- Records excerpted from a collection -
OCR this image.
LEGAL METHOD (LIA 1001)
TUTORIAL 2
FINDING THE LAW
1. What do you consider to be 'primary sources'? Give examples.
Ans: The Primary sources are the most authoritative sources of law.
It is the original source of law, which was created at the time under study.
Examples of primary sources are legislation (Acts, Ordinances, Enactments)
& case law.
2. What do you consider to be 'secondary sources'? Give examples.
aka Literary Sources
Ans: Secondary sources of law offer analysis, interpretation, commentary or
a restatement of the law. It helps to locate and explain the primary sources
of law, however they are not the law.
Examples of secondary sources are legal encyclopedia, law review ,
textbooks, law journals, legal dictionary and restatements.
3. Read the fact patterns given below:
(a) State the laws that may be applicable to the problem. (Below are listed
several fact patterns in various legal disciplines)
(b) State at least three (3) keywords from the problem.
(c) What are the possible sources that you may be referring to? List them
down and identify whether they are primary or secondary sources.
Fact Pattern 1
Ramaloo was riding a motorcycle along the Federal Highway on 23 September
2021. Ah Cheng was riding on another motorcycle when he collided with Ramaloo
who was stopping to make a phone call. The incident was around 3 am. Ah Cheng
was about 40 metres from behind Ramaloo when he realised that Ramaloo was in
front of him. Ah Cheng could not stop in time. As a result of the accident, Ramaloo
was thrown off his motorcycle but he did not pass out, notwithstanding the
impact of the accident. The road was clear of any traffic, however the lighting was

- Work required -
Return the entries in full, keeping every line exactly as it is.

- Solution -
OCR this image.
LEGAL METHOD (LIA 1001)
TUTORIAL 2
FINDING THE LAW
1. What do you consider to be 'primary sources'? Give examples.
Ans: The Primary sources are the most authoritative sources of law.
It is the original source of law, which was created at the time under study.
Examples of primary sources are legislation (Acts, Ordinances, Enactments)
& case law.
2. What do you consider to be 'secondary sources'? Give examples.
aka Literary Sources
Ans: Secondary sources of law offer analysis, interpretation, commentary or
a restatement of the law. It helps to locate and explain the primary sources
of law, however they are not the law.
Examples of secondary sources are legal encyclopedia, law review ,
textbooks, law journals, legal dictionary and restatements.
3. Read the fact patterns given below:
(a) State the laws that may be applicable to the problem. (Below are listed
several fact patterns in various legal disciplines)
(b) State at least three (3) keywords from the problem.
(c) What are the possible sources that you may be referring to? List them
down and identify whether they are primary or secondary sources.
Fact Pattern 1
Ramaloo was riding a motorcycle along the Federal Highway on 23 September
2021. Ah Cheng was riding on another motorcycle when he collided with Ramaloo
who was stopping to make a phone call. The incident was around 3 am. Ah Cheng
was about 40 metres from behind Ramaloo when he realised that Ramaloo was in
front of him. Ah Cheng could not stop in time. As a result of the accident, Ramaloo
was thrown off his motorcycle but he did not pass out, notwithstanding the
impact of the accident. The road was clear of any traffic, however the lighting was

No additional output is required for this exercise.